> [What you will do] Repeat the entries below exactly as they appear, with no pictures.

> [The records]
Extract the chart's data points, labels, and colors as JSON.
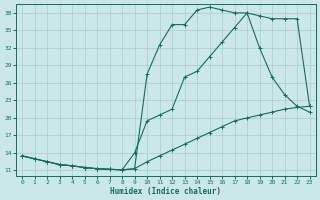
{
  "xlabel": "Humidex (Indice chaleur)",
  "bg_color": "#cbe8e8",
  "grid_color": "#aacccc",
  "line_color": "#1a6b5a",
  "xlim": [
    -0.5,
    23.5
  ],
  "ylim": [
    10.0,
    39.5
  ],
  "xticks": [
    0,
    1,
    2,
    3,
    4,
    5,
    6,
    7,
    8,
    9,
    10,
    11,
    12,
    13,
    14,
    15,
    16,
    17,
    18,
    19,
    20,
    21,
    22,
    23
  ],
  "yticks": [
    11,
    14,
    17,
    20,
    23,
    26,
    29,
    32,
    35,
    38
  ],
  "line1_x": [
    0,
    1,
    2,
    3,
    4,
    5,
    6,
    7,
    8,
    9,
    10,
    11,
    12,
    13,
    14,
    15,
    16,
    17,
    18,
    19,
    20,
    21,
    22,
    23
  ],
  "line1_y": [
    13.5,
    13.0,
    12.5,
    12.0,
    11.8,
    11.5,
    11.3,
    11.2,
    11.1,
    11.3,
    12.5,
    13.5,
    14.5,
    15.5,
    16.5,
    17.5,
    18.5,
    19.5,
    20.0,
    20.5,
    21.0,
    21.5,
    21.8,
    22.0
  ],
  "line2_x": [
    0,
    1,
    2,
    3,
    4,
    5,
    6,
    7,
    8,
    9,
    10,
    11,
    12,
    13,
    14,
    15,
    16,
    17,
    18,
    19,
    20,
    21,
    22,
    23
  ],
  "line2_y": [
    13.5,
    13.0,
    12.5,
    12.0,
    11.8,
    11.5,
    11.3,
    11.2,
    11.1,
    14.0,
    19.5,
    20.5,
    21.5,
    27.0,
    28.0,
    30.5,
    33.0,
    35.5,
    38.0,
    32.0,
    27.0,
    24.0,
    22.0,
    21.0
  ],
  "line3_x": [
    0,
    1,
    2,
    3,
    4,
    5,
    6,
    7,
    8,
    9,
    10,
    11,
    12,
    13,
    14,
    15,
    16,
    17,
    18,
    19,
    20,
    21,
    22,
    23
  ],
  "line3_y": [
    13.5,
    13.0,
    12.5,
    12.0,
    11.8,
    11.5,
    11.3,
    11.2,
    11.1,
    11.3,
    27.5,
    32.5,
    36.0,
    36.0,
    38.5,
    39.0,
    38.5,
    38.0,
    38.0,
    37.5,
    37.0,
    37.0,
    37.0,
    22.0
  ]
}
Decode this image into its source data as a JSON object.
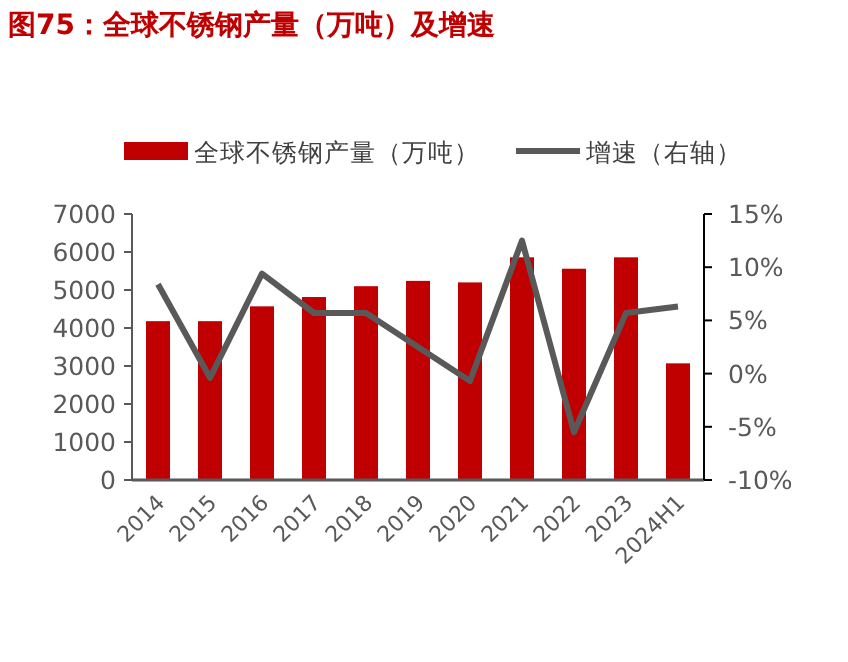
{
  "chart_data": {
    "type": "bar",
    "title": "图75：全球不锈钢产量（万吨）及增速",
    "categories": [
      "2014",
      "2015",
      "2016",
      "2017",
      "2018",
      "2019",
      "2020",
      "2021",
      "2022",
      "2023",
      "2024H1"
    ],
    "series": [
      {
        "name": "全球不锈钢产量（万吨）",
        "color": "#c00000",
        "values": [
          4180,
          4180,
          4570,
          4815,
          5100,
          5240,
          5200,
          5860,
          5560,
          5860,
          3070
        ]
      },
      {
        "name": "增速（右轴）",
        "type": "line",
        "axis": "y2",
        "color": "#595959",
        "values": [
          8.4,
          -0.4,
          9.4,
          5.7,
          5.7,
          2.5,
          -0.7,
          12.5,
          -5.5,
          5.7,
          6.3
        ]
      }
    ],
    "ylim": [
      0,
      7000
    ],
    "yticks": [
      0,
      1000,
      2000,
      3000,
      4000,
      5000,
      6000,
      7000
    ],
    "y2lim": [
      -10,
      15
    ],
    "y2ticks": [
      {
        "value": -10,
        "label": "-10%"
      },
      {
        "value": -5,
        "label": "-5%"
      },
      {
        "value": 0,
        "label": "0%"
      },
      {
        "value": 5,
        "label": "5%"
      },
      {
        "value": 10,
        "label": "10%"
      },
      {
        "value": 15,
        "label": "15%"
      }
    ],
    "legend": "top",
    "grid": false
  }
}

> [Solution for this problem]
Extract the chart's data points, labels, and colors as JSON.
{
  "xlabel": "Humidex (Indice chaleur)",
  "bg_color": "#cbe8e8",
  "grid_color": "#aacccc",
  "line_color": "#1a6b5a",
  "xlim": [
    -0.5,
    23.5
  ],
  "ylim": [
    10.0,
    39.5
  ],
  "xticks": [
    0,
    1,
    2,
    3,
    4,
    5,
    6,
    7,
    8,
    9,
    10,
    11,
    12,
    13,
    14,
    15,
    16,
    17,
    18,
    19,
    20,
    21,
    22,
    23
  ],
  "yticks": [
    11,
    14,
    17,
    20,
    23,
    26,
    29,
    32,
    35,
    38
  ],
  "line1_x": [
    0,
    1,
    2,
    3,
    4,
    5,
    6,
    7,
    8,
    9,
    10,
    11,
    12,
    13,
    14,
    15,
    16,
    17,
    18,
    19,
    20,
    21,
    22,
    23
  ],
  "line1_y": [
    13.5,
    13.0,
    12.5,
    12.0,
    11.8,
    11.5,
    11.3,
    11.2,
    11.1,
    11.3,
    12.5,
    13.5,
    14.5,
    15.5,
    16.5,
    17.5,
    18.5,
    19.5,
    20.0,
    20.5,
    21.0,
    21.5,
    21.8,
    22.0
  ],
  "line2_x": [
    0,
    1,
    2,
    3,
    4,
    5,
    6,
    7,
    8,
    9,
    10,
    11,
    12,
    13,
    14,
    15,
    16,
    17,
    18,
    19,
    20,
    21,
    22,
    23
  ],
  "line2_y": [
    13.5,
    13.0,
    12.5,
    12.0,
    11.8,
    11.5,
    11.3,
    11.2,
    11.1,
    14.0,
    19.5,
    20.5,
    21.5,
    27.0,
    28.0,
    30.5,
    33.0,
    35.5,
    38.0,
    32.0,
    27.0,
    24.0,
    22.0,
    21.0
  ],
  "line3_x": [
    0,
    1,
    2,
    3,
    4,
    5,
    6,
    7,
    8,
    9,
    10,
    11,
    12,
    13,
    14,
    15,
    16,
    17,
    18,
    19,
    20,
    21,
    22,
    23
  ],
  "line3_y": [
    13.5,
    13.0,
    12.5,
    12.0,
    11.8,
    11.5,
    11.3,
    11.2,
    11.1,
    11.3,
    27.5,
    32.5,
    36.0,
    36.0,
    38.5,
    39.0,
    38.5,
    38.0,
    38.0,
    37.5,
    37.0,
    37.0,
    37.0,
    22.0
  ]
}
Decode this image into its source data as a JSON object.
{
  "chart_data": {
    "type": "bar",
    "title": "图75：全球不锈钢产量（万吨）及增速",
    "categories": [
      "2014",
      "2015",
      "2016",
      "2017",
      "2018",
      "2019",
      "2020",
      "2021",
      "2022",
      "2023",
      "2024H1"
    ],
    "series": [
      {
        "name": "全球不锈钢产量（万吨）",
        "color": "#c00000",
        "values": [
          4180,
          4180,
          4570,
          4815,
          5100,
          5240,
          5200,
          5860,
          5560,
          5860,
          3070
        ]
      },
      {
        "name": "增速（右轴）",
        "type": "line",
        "axis": "y2",
        "color": "#595959",
        "values": [
          8.4,
          -0.4,
          9.4,
          5.7,
          5.7,
          2.5,
          -0.7,
          12.5,
          -5.5,
          5.7,
          6.3
        ]
      }
    ],
    "ylim": [
      0,
      7000
    ],
    "yticks": [
      0,
      1000,
      2000,
      3000,
      4000,
      5000,
      6000,
      7000
    ],
    "y2lim": [
      -10,
      15
    ],
    "y2ticks": [
      {
        "value": -10,
        "label": "-10%"
      },
      {
        "value": -5,
        "label": "-5%"
      },
      {
        "value": 0,
        "label": "0%"
      },
      {
        "value": 5,
        "label": "5%"
      },
      {
        "value": 10,
        "label": "10%"
      },
      {
        "value": 15,
        "label": "15%"
      }
    ],
    "legend": "top",
    "grid": false
  }
}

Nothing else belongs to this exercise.